## Records

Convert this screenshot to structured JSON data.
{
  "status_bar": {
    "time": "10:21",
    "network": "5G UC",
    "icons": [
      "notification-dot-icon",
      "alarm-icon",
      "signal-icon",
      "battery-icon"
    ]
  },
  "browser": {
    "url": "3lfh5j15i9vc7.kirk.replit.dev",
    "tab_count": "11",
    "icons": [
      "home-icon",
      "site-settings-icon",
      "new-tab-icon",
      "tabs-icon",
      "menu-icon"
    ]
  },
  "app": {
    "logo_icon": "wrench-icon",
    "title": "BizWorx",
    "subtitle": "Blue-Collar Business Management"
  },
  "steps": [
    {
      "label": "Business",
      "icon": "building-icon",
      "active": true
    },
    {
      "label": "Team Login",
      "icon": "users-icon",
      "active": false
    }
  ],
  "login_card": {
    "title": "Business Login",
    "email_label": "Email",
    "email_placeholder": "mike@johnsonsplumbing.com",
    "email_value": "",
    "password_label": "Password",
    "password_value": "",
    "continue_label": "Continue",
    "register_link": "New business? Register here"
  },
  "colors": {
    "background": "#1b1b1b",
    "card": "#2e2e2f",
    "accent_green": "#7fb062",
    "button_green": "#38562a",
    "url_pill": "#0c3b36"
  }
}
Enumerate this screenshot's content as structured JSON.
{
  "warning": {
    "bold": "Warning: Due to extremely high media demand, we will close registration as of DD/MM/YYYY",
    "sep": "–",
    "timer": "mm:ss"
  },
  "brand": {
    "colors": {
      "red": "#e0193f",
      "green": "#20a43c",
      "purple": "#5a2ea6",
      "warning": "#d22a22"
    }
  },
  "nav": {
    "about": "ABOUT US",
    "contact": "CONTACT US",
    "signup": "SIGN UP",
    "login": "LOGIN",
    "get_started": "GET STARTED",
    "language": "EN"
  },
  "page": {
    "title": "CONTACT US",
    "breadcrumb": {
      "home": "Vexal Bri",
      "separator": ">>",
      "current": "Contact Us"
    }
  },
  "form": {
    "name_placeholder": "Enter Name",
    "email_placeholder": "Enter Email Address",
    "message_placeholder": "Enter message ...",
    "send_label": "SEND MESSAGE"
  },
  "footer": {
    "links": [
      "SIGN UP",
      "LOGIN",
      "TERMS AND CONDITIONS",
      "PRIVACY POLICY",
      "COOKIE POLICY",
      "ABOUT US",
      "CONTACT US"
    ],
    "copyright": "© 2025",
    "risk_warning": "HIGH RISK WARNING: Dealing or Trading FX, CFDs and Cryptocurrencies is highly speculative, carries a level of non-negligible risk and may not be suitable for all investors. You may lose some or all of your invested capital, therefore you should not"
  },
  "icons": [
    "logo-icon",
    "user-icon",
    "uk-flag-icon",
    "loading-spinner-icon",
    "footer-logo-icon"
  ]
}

## Task statement
Go through the material above line by line and copy it exactly.

## Exercise answer
Convert this screenshot to structured JSON data.
{
  "status_bar": {
    "time": "10:21",
    "network": "5G UC",
    "icons": [
      "notification-dot-icon",
      "alarm-icon",
      "signal-icon",
      "battery-icon"
    ]
  },
  "browser": {
    "url": "3lfh5j15i9vc7.kirk.replit.dev",
    "tab_count": "11",
    "icons": [
      "home-icon",
      "site-settings-icon",
      "new-tab-icon",
      "tabs-icon",
      "menu-icon"
    ]
  },
  "app": {
    "logo_icon": "wrench-icon",
    "title": "BizWorx",
    "subtitle": "Blue-Collar Business Management"
  },
  "steps": [
    {
      "label": "Business",
      "icon": "building-icon",
      "active": true
    },
    {
      "label": "Team Login",
      "icon": "users-icon",
      "active": false
    }
  ],
  "login_card": {
    "title": "Business Login",
    "email_label": "Email",
    "email_placeholder": "mike@johnsonsplumbing.com",
    "email_value": "",
    "password_label": "Password",
    "password_value": "",
    "continue_label": "Continue",
    "register_link": "New business? Register here"
  },
  "colors": {
    "background": "#1b1b1b",
    "card": "#2e2e2f",
    "accent_green": "#7fb062",
    "button_green": "#38562a",
    "url_pill": "#0c3b36"
  }
}
Enumerate this screenshot's content as structured JSON.
{
  "warning": {
    "bold": "Warning: Due to extremely high media demand, we will close registration as of DD/MM/YYYY",
    "sep": "–",
    "timer": "mm:ss"
  },
  "brand": {
    "colors": {
      "red": "#e0193f",
      "green": "#20a43c",
      "purple": "#5a2ea6",
      "warning": "#d22a22"
    }
  },
  "nav": {
    "about": "ABOUT US",
    "contact": "CONTACT US",
    "signup": "SIGN UP",
    "login": "LOGIN",
    "get_started": "GET STARTED",
    "language": "EN"
  },
  "page": {
    "title": "CONTACT US",
    "breadcrumb": {
      "home": "Vexal Bri",
      "separator": ">>",
      "current": "Contact Us"
    }
  },
  "form": {
    "name_placeholder": "Enter Name",
    "email_placeholder": "Enter Email Address",
    "message_placeholder": "Enter message ...",
    "send_label": "SEND MESSAGE"
  },
  "footer": {
    "links": [
      "SIGN UP",
      "LOGIN",
      "TERMS AND CONDITIONS",
      "PRIVACY POLICY",
      "COOKIE POLICY",
      "ABOUT US",
      "CONTACT US"
    ],
    "copyright": "© 2025",
    "risk_warning": "HIGH RISK WARNING: Dealing or Trading FX, CFDs and Cryptocurrencies is highly speculative, carries a level of non-negligible risk and may not be suitable for all investors. You may lose some or all of your invested capital, therefore you should not"
  },
  "icons": [
    "logo-icon",
    "user-icon",
    "uk-flag-icon",
    "loading-spinner-icon",
    "footer-logo-icon"
  ]
}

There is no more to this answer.